[Begin ROWS]

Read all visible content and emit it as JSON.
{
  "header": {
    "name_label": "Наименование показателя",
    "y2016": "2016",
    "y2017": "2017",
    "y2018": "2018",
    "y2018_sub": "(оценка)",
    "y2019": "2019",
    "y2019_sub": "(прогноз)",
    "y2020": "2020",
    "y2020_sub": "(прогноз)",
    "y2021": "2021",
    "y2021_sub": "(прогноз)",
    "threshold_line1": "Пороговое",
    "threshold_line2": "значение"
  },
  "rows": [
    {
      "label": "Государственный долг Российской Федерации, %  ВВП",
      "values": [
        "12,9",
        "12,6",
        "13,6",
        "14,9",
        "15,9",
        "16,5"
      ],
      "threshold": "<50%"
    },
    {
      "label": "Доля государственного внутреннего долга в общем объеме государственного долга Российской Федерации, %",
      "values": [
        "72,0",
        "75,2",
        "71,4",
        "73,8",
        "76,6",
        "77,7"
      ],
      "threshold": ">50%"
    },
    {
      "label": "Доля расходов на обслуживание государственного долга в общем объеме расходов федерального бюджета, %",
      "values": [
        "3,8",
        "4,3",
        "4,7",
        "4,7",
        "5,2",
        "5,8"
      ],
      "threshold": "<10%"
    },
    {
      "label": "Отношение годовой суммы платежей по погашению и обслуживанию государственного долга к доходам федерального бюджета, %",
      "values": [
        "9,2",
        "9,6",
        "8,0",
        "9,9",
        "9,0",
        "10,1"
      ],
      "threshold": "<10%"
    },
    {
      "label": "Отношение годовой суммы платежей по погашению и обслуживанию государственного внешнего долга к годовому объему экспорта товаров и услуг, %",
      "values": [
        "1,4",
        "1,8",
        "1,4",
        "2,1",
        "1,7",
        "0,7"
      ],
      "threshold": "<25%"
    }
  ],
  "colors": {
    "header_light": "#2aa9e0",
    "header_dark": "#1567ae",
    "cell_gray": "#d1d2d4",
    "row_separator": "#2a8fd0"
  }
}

[End ROWS]

TASK DIRECTIONS >>
Copy every record exactly, with nothing added or dropped.

THE REPLY >>
Read all visible content and emit it as JSON.
{
  "header": {
    "name_label": "Наименование показателя",
    "y2016": "2016",
    "y2017": "2017",
    "y2018": "2018",
    "y2018_sub": "(оценка)",
    "y2019": "2019",
    "y2019_sub": "(прогноз)",
    "y2020": "2020",
    "y2020_sub": "(прогноз)",
    "y2021": "2021",
    "y2021_sub": "(прогноз)",
    "threshold_line1": "Пороговое",
    "threshold_line2": "значение"
  },
  "rows": [
    {
      "label": "Государственный долг Российской Федерации, %  ВВП",
      "values": [
        "12,9",
        "12,6",
        "13,6",
        "14,9",
        "15,9",
        "16,5"
      ],
      "threshold": "<50%"
    },
    {
      "label": "Доля государственного внутреннего долга в общем объеме государственного долга Российской Федерации, %",
      "values": [
        "72,0",
        "75,2",
        "71,4",
        "73,8",
        "76,6",
        "77,7"
      ],
      "threshold": ">50%"
    },
    {
      "label": "Доля расходов на обслуживание государственного долга в общем объеме расходов федерального бюджета, %",
      "values": [
        "3,8",
        "4,3",
        "4,7",
        "4,7",
        "5,2",
        "5,8"
      ],
      "threshold": "<10%"
    },
    {
      "label": "Отношение годовой суммы платежей по погашению и обслуживанию государственного долга к доходам федерального бюджета, %",
      "values": [
        "9,2",
        "9,6",
        "8,0",
        "9,9",
        "9,0",
        "10,1"
      ],
      "threshold": "<10%"
    },
    {
      "label": "Отношение годовой суммы платежей по погашению и обслуживанию государственного внешнего долга к годовому объему экспорта товаров и услуг, %",
      "values": [
        "1,4",
        "1,8",
        "1,4",
        "2,1",
        "1,7",
        "0,7"
      ],
      "threshold": "<25%"
    }
  ],
  "colors": {
    "header_light": "#2aa9e0",
    "header_dark": "#1567ae",
    "cell_gray": "#d1d2d4",
    "row_separator": "#2a8fd0"
  }
}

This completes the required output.